PROBLEM TO WORK ON
What follows is a set of records; restate each one word for word and drop the pictures.

══ MATERIAL FOR THE TASK

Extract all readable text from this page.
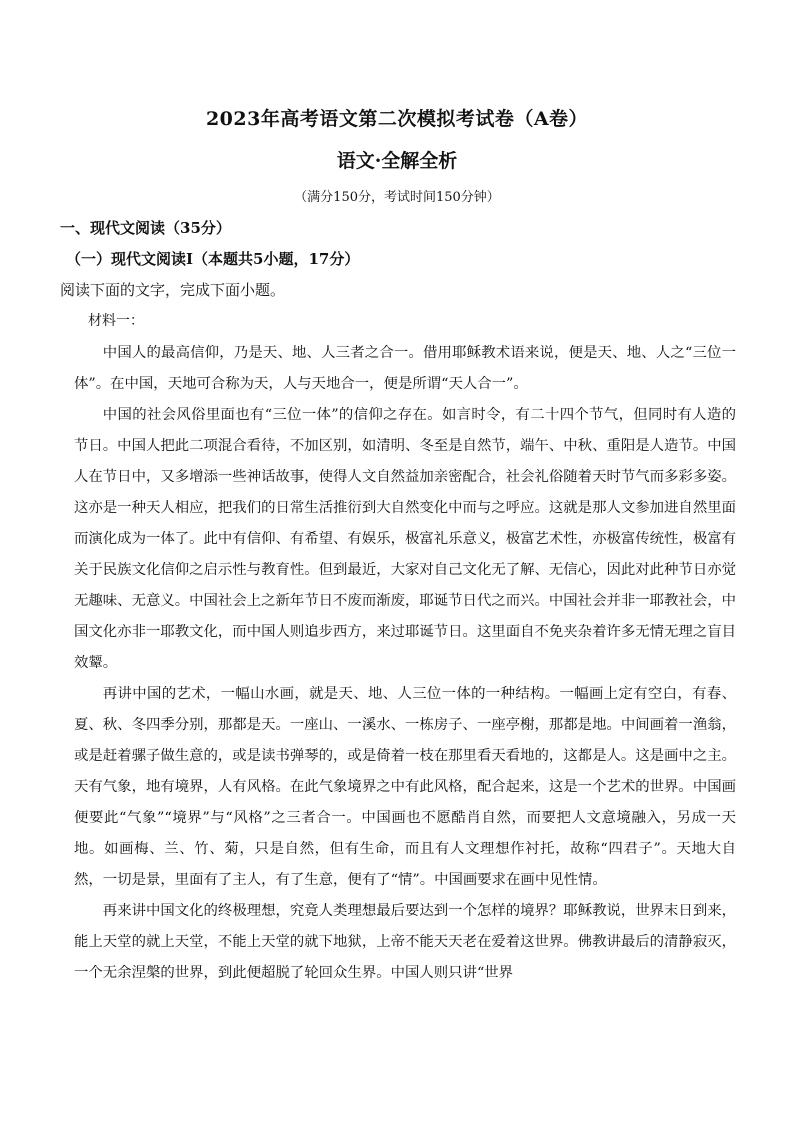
2023年高考语文第二次模拟考试卷（A卷）
语文·全解全析
（满分150分，考试时间150分钟）
一、现代文阅读（35分）
（一）现代文阅读Ⅰ（本题共5小题，17分）
阅读下面的文字，完成下面小题。
材料一：

中国人的最高信仰，乃是天、地、人三者之合一。借用耶稣教术语来说，便是天、地、人之“三位一体”。在中国，天地可合称为天，人与天地合一，便是所谓“天人合一”。

中国的社会风俗里面也有“三位一体”的信仰之存在。如言时令，有二十四个节气，但同时有人造的节日。中国人把此二项混合看待，不加区别，如清明、冬至是自然节，端午、中秋、重阳是人造节。中国人在节日中，又多增添一些神话故事，使得人文自然益加亲密配合，社会礼俗随着天时节气而多彩多姿。这亦是一种天人相应，把我们的日常生活推衍到大自然变化中而与之呼应。这就是那人文参加进自然里面而演化成为一体了。此中有信仰、有希望、有娱乐，极富礼乐意义，极富艺术性，亦极富传统性，极富有关于民族文化信仰之启示性与教育性。但到最近，大家对自己文化无了解、无信心，因此对此种节日亦觉无趣味、无意义。中国社会上之新年节日不废而渐废，耶诞节日代之而兴。中国社会并非一耶教社会，中国文化亦非一耶教文化，而中国人则追步西方，来过耶诞节日。这里面自不免夹杂着许多无情无理之盲目效颦。

再讲中国的艺术，一幅山水画，就是天、地、人三位一体的一种结构。一幅画上定有空白，有春、夏、秋、冬四季分别，那都是天。一座山、一溪水、一栋房子、一座亭榭，那都是地。中间画着一渔翁，或是赶着骡子做生意的，或是读书弹琴的，或是倚着一枝在那里看天看地的，这都是人。这是画中之主。天有气象，地有境界，人有风格。在此气象境界之中有此风格，配合起来，这是一个艺术的世界。中国画便要此“气象”“境界”与“风格”之三者合一。中国画也不愿酷肖自然，而要把人文意境融入，另成一天地。如画梅、兰、竹、菊，只是自然，但有生命，而且有人文理想作衬托，故称“四君子”。天地大自然，一切是景，里面有了主人，有了生意，便有了“情”。中国画要求在画中见性情。

再来讲中国文化的终极理想，究竟人类理想最后要达到一个怎样的境界？耶稣教说，世界末日到来，能上天堂的就上天堂，不能上天堂的就下地狱，上帝不能天天老在爱着这世界。佛教讲最后的清静寂灭，一个无余涅槃的世界，到此便超脱了轮回众生界。中国人则只讲“世界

════

TASK RESPONSE
Extract all readable text from this page.
2023年高考语文第二次模拟考试卷（A卷）
语文·全解全析
（满分150分，考试时间150分钟）
一、现代文阅读（35分）
（一）现代文阅读Ⅰ（本题共5小题，17分）
阅读下面的文字，完成下面小题。
材料一：

中国人的最高信仰，乃是天、地、人三者之合一。借用耶稣教术语来说，便是天、地、人之“三位一体”。在中国，天地可合称为天，人与天地合一，便是所谓“天人合一”。

中国的社会风俗里面也有“三位一体”的信仰之存在。如言时令，有二十四个节气，但同时有人造的节日。中国人把此二项混合看待，不加区别，如清明、冬至是自然节，端午、中秋、重阳是人造节。中国人在节日中，又多增添一些神话故事，使得人文自然益加亲密配合，社会礼俗随着天时节气而多彩多姿。这亦是一种天人相应，把我们的日常生活推衍到大自然变化中而与之呼应。这就是那人文参加进自然里面而演化成为一体了。此中有信仰、有希望、有娱乐，极富礼乐意义，极富艺术性，亦极富传统性，极富有关于民族文化信仰之启示性与教育性。但到最近，大家对自己文化无了解、无信心，因此对此种节日亦觉无趣味、无意义。中国社会上之新年节日不废而渐废，耶诞节日代之而兴。中国社会并非一耶教社会，中国文化亦非一耶教文化，而中国人则追步西方，来过耶诞节日。这里面自不免夹杂着许多无情无理之盲目效颦。

再讲中国的艺术，一幅山水画，就是天、地、人三位一体的一种结构。一幅画上定有空白，有春、夏、秋、冬四季分别，那都是天。一座山、一溪水、一栋房子、一座亭榭，那都是地。中间画着一渔翁，或是赶着骡子做生意的，或是读书弹琴的，或是倚着一枝在那里看天看地的，这都是人。这是画中之主。天有气象，地有境界，人有风格。在此气象境界之中有此风格，配合起来，这是一个艺术的世界。中国画便要此“气象”“境界”与“风格”之三者合一。中国画也不愿酷肖自然，而要把人文意境融入，另成一天地。如画梅、兰、竹、菊，只是自然，但有生命，而且有人文理想作衬托，故称“四君子”。天地大自然，一切是景，里面有了主人，有了生意，便有了“情”。中国画要求在画中见性情。

再来讲中国文化的终极理想，究竟人类理想最后要达到一个怎样的境界？耶稣教说，世界末日到来，能上天堂的就上天堂，不能上天堂的就下地狱，上帝不能天天老在爱着这世界。佛教讲最后的清静寂灭，一个无余涅槃的世界，到此便超脱了轮回众生界。中国人则只讲“世界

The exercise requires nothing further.